══ Entries

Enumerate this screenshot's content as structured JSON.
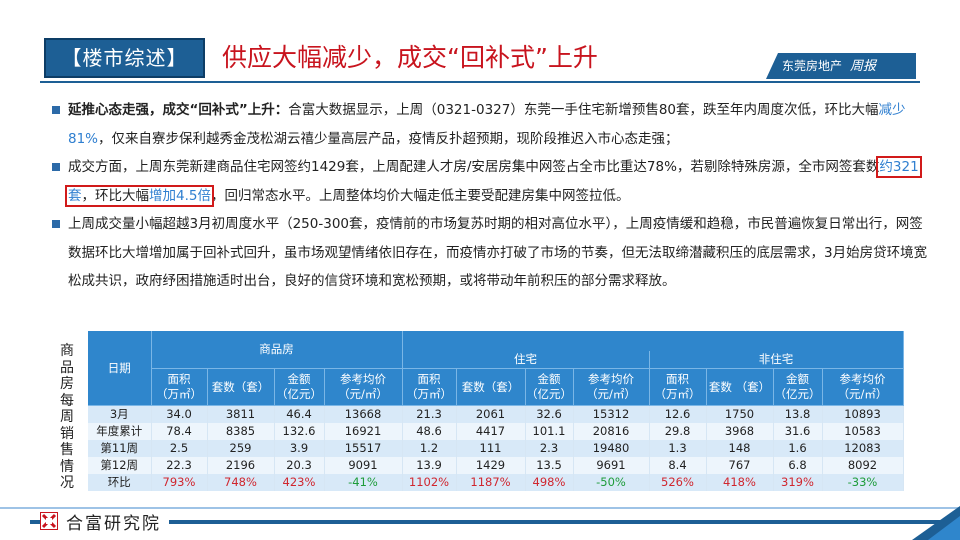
{
  "header": {
    "tag": "【楼市综述】",
    "headline": "供应大幅减少，成交“回补式”上升",
    "brand_text": "东莞房地产",
    "brand_script": "周报"
  },
  "bullets": [
    {
      "lead": "延推心态走强，成交“回补式”上升：",
      "t1": "合富大数据显示，上周（0321-0327）东莞一手住宅新增预售80套，跌至年内周度次低，环比大幅",
      "h1": "减少81%",
      "t2": "，仅来自寮步保利越秀金茂松湖云禧少量高层产品，疫情反扑超预期，现阶段推迟入市心态走强；"
    },
    {
      "t1": "成交方面，上周东莞新建商品住宅网签约1429套，上周配建人才房/安居房集中网签占全市比重达78%，若剔除特殊房源，全市网签套数",
      "h1": "约321套",
      "t2": "，环比大幅",
      "h2": "增加4.5倍",
      "t3": "，回归常态水平。上周整体均价大幅走低主要受配建房集中网签拉低。"
    },
    {
      "t1": "上周成交量小幅超越3月初周度水平（250-300套，疫情前的市场复苏时期的相对高位水平），上周疫情缓和趋稳，市民普遍恢复日常出行，网签数据环比大增增加属于回补式回升，虽市场观望情绪依旧存在，而疫情亦打破了市场的节奏，但无法取缔潜藏积压的底层需求，3月始房贷环境宽松成共识，政府纾困措施适时出台，良好的信贷环境和宽松预期，或将带动年前积压的部分需求释放。"
    }
  ],
  "table": {
    "side_label": [
      "商",
      "品",
      "房",
      "每",
      "周",
      "销",
      "售",
      "情",
      "况"
    ],
    "date_header": "日期",
    "groups": [
      "商品房",
      "住宅",
      "非住宅"
    ],
    "sub_headers": [
      [
        "面积",
        "（万㎡）"
      ],
      [
        "套数（套）"
      ],
      [
        "金额",
        "（亿元）"
      ],
      [
        "参考均价",
        "（元/㎡）"
      ],
      [
        "面积",
        "（万㎡）"
      ],
      [
        "套数（套）"
      ],
      [
        "金额",
        "（亿元）"
      ],
      [
        "参考均价",
        "（元/㎡）"
      ],
      [
        "面积",
        "（万㎡）"
      ],
      [
        "套数 （套）"
      ],
      [
        "金额",
        "（亿元）"
      ],
      [
        "参考均价",
        "（元/㎡）"
      ]
    ],
    "rows": [
      [
        "3月",
        "34.0",
        "3811",
        "46.4",
        "13668",
        "21.3",
        "2061",
        "32.6",
        "15312",
        "12.6",
        "1750",
        "13.8",
        "10893"
      ],
      [
        "年度累计",
        "78.4",
        "8385",
        "132.6",
        "16921",
        "48.6",
        "4417",
        "101.1",
        "20816",
        "29.8",
        "3968",
        "31.6",
        "10583"
      ],
      [
        "第11周",
        "2.5",
        "259",
        "3.9",
        "15517",
        "1.2",
        "111",
        "2.3",
        "19480",
        "1.3",
        "148",
        "1.6",
        "12083"
      ],
      [
        "第12周",
        "22.3",
        "2196",
        "20.3",
        "9091",
        "13.9",
        "1429",
        "13.5",
        "9691",
        "8.4",
        "767",
        "6.8",
        "8092"
      ],
      [
        "环比",
        "793%",
        "748%",
        "423%",
        "-41%",
        "1102%",
        "1187%",
        "498%",
        "-50%",
        "526%",
        "418%",
        "319%",
        "-33%"
      ]
    ]
  },
  "footer": {
    "logo_text": "合富研究院"
  },
  "colors": {
    "primary": "#1d5f95",
    "headline_red": "#c8141e",
    "highlight_blue": "#2f7fd0",
    "table_header": "#2f86cc",
    "increase_red": "#d0262e",
    "decrease_green": "#1e9c3a"
  }
}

════

- **Task**
Drop the images and repeat the data exactly.

- **Worked solution**
Enumerate this screenshot's content as structured JSON.
{
  "header": {
    "tag": "【楼市综述】",
    "headline": "供应大幅减少，成交“回补式”上升",
    "brand_text": "东莞房地产",
    "brand_script": "周报"
  },
  "bullets": [
    {
      "lead": "延推心态走强，成交“回补式”上升：",
      "t1": "合富大数据显示，上周（0321-0327）东莞一手住宅新增预售80套，跌至年内周度次低，环比大幅",
      "h1": "减少81%",
      "t2": "，仅来自寮步保利越秀金茂松湖云禧少量高层产品，疫情反扑超预期，现阶段推迟入市心态走强；"
    },
    {
      "t1": "成交方面，上周东莞新建商品住宅网签约1429套，上周配建人才房/安居房集中网签占全市比重达78%，若剔除特殊房源，全市网签套数",
      "h1": "约321套",
      "t2": "，环比大幅",
      "h2": "增加4.5倍",
      "t3": "，回归常态水平。上周整体均价大幅走低主要受配建房集中网签拉低。"
    },
    {
      "t1": "上周成交量小幅超越3月初周度水平（250-300套，疫情前的市场复苏时期的相对高位水平），上周疫情缓和趋稳，市民普遍恢复日常出行，网签数据环比大增增加属于回补式回升，虽市场观望情绪依旧存在，而疫情亦打破了市场的节奏，但无法取缔潜藏积压的底层需求，3月始房贷环境宽松成共识，政府纾困措施适时出台，良好的信贷环境和宽松预期，或将带动年前积压的部分需求释放。"
    }
  ],
  "table": {
    "side_label": [
      "商",
      "品",
      "房",
      "每",
      "周",
      "销",
      "售",
      "情",
      "况"
    ],
    "date_header": "日期",
    "groups": [
      "商品房",
      "住宅",
      "非住宅"
    ],
    "sub_headers": [
      [
        "面积",
        "（万㎡）"
      ],
      [
        "套数（套）"
      ],
      [
        "金额",
        "（亿元）"
      ],
      [
        "参考均价",
        "（元/㎡）"
      ],
      [
        "面积",
        "（万㎡）"
      ],
      [
        "套数（套）"
      ],
      [
        "金额",
        "（亿元）"
      ],
      [
        "参考均价",
        "（元/㎡）"
      ],
      [
        "面积",
        "（万㎡）"
      ],
      [
        "套数 （套）"
      ],
      [
        "金额",
        "（亿元）"
      ],
      [
        "参考均价",
        "（元/㎡）"
      ]
    ],
    "rows": [
      [
        "3月",
        "34.0",
        "3811",
        "46.4",
        "13668",
        "21.3",
        "2061",
        "32.6",
        "15312",
        "12.6",
        "1750",
        "13.8",
        "10893"
      ],
      [
        "年度累计",
        "78.4",
        "8385",
        "132.6",
        "16921",
        "48.6",
        "4417",
        "101.1",
        "20816",
        "29.8",
        "3968",
        "31.6",
        "10583"
      ],
      [
        "第11周",
        "2.5",
        "259",
        "3.9",
        "15517",
        "1.2",
        "111",
        "2.3",
        "19480",
        "1.3",
        "148",
        "1.6",
        "12083"
      ],
      [
        "第12周",
        "22.3",
        "2196",
        "20.3",
        "9091",
        "13.9",
        "1429",
        "13.5",
        "9691",
        "8.4",
        "767",
        "6.8",
        "8092"
      ],
      [
        "环比",
        "793%",
        "748%",
        "423%",
        "-41%",
        "1102%",
        "1187%",
        "498%",
        "-50%",
        "526%",
        "418%",
        "319%",
        "-33%"
      ]
    ]
  },
  "footer": {
    "logo_text": "合富研究院"
  },
  "colors": {
    "primary": "#1d5f95",
    "headline_red": "#c8141e",
    "highlight_blue": "#2f7fd0",
    "table_header": "#2f86cc",
    "increase_red": "#d0262e",
    "decrease_green": "#1e9c3a"
  }
}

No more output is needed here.